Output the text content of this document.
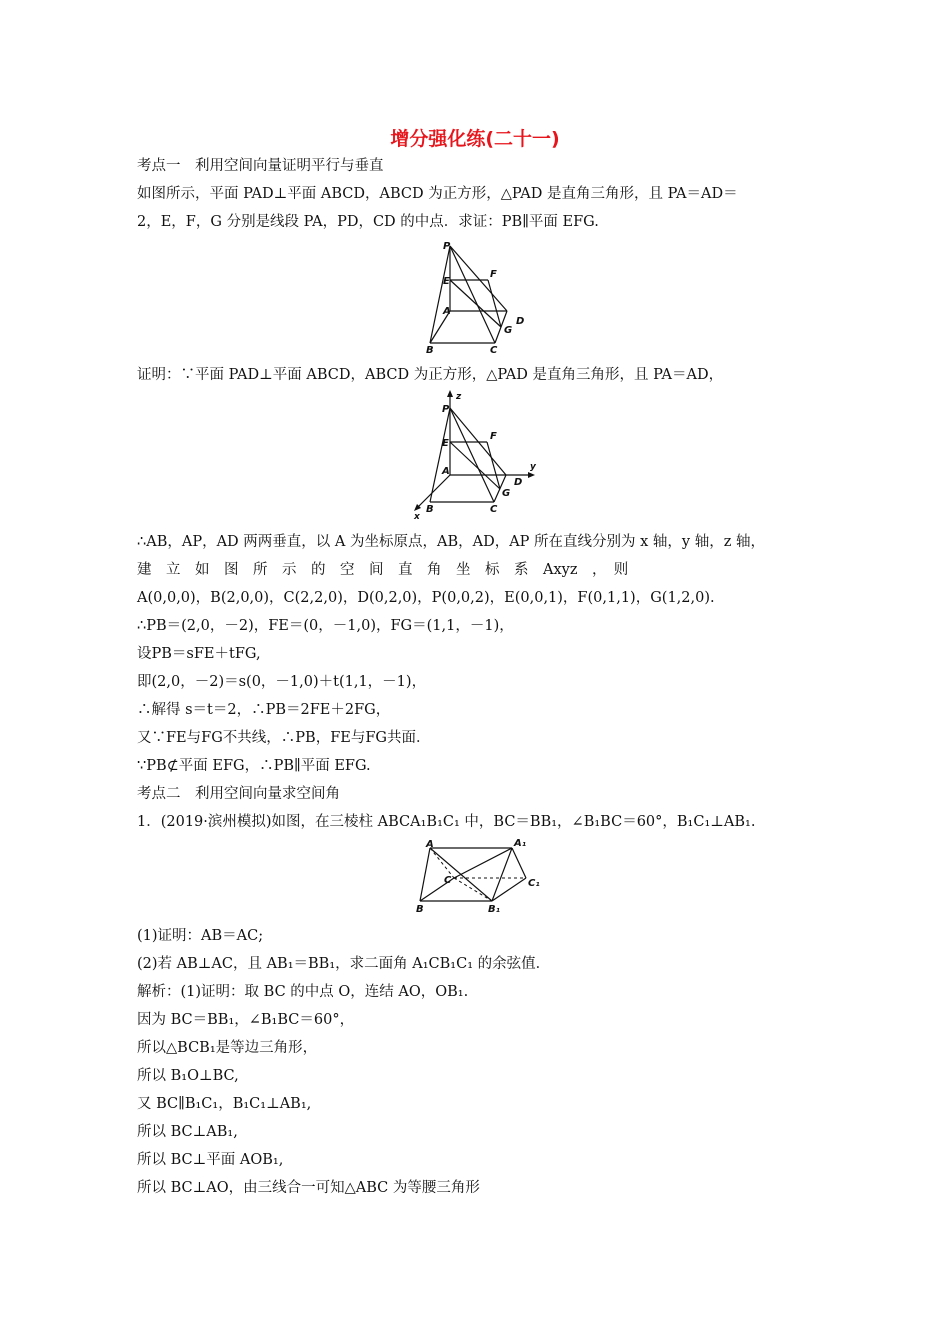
增分强化练(二十一)
考点一　利用空间向量证明平行与垂直
如图所示，平面 PAD⊥平面 ABCD，ABCD 为正方形，△PAD 是直角三角形，且 PA＝AD＝
2，E，F，G 分别是线段 PA，PD，CD 的中点．求证：PB∥平面 EFG.
P
E
F
A
G
D
B	C
证明：∵平面 PAD⊥平面 ABCD，ABCD 为正方形，△PAD 是直角三角形，且 PA＝AD，
z
P
E
F
y
A
G
D
B	C
x
∴AB，AP，AD 两两垂直，以 A 为坐标原点，AB，AD，AP 所在直线分别为 x 轴，y 轴，z 轴，
建　立　如　图　所　示　的　空　间　直　角　坐　标　系　Axyz　，　则
A(0,0,0)，B(2,0,0)，C(2,2,0)，D(0,2,0)，P(0,0,2)，E(0,0,1)，F(0,1,1)，G(1,2,0).
∴PB＝(2,0，－2)，FE＝(0，－1,0)，FG＝(1,1，－1)，
设PB＝sFE＋tFG,
即(2,0，－2)＝s(0，－1,0)＋t(1,1，－1)，
∴解得 s＝t＝2，∴PB＝2FE＋2FG，
又∵FE与FG不共线，∴PB，FE与FG共面．
∵PB⊄平面 EFG，∴PB∥平面 EFG.
考点二　利用空间向量求空间角
1．(2019·滨州模拟)如图，在三棱柱 ABCA₁B₁C₁ 中，BC＝BB₁，∠B₁BC＝60°，B₁C₁⊥AB₁.
A	A₁
C	C₁
B	B₁
(1)证明：AB＝AC;
(2)若 AB⊥AC，且 AB₁＝BB₁，求二面角 A₁CB₁C₁ 的余弦值．
解析：(1)证明：取 BC 的中点 O，连结 AO，OB₁.
因为 BC＝BB₁，∠B₁BC＝60°，
所以△BCB₁是等边三角形，
所以 B₁O⊥BC,
又 BC∥B₁C₁，B₁C₁⊥AB₁,
所以 BC⊥AB₁,
所以 BC⊥平面 AOB₁,
所以 BC⊥AO，由三线合一可知△ABC 为等腰三角形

____

__PROMPT__.
Work out how many lines above contain the word "ABCD". Give only the number.

__WRITTEN RESPONSE__.
2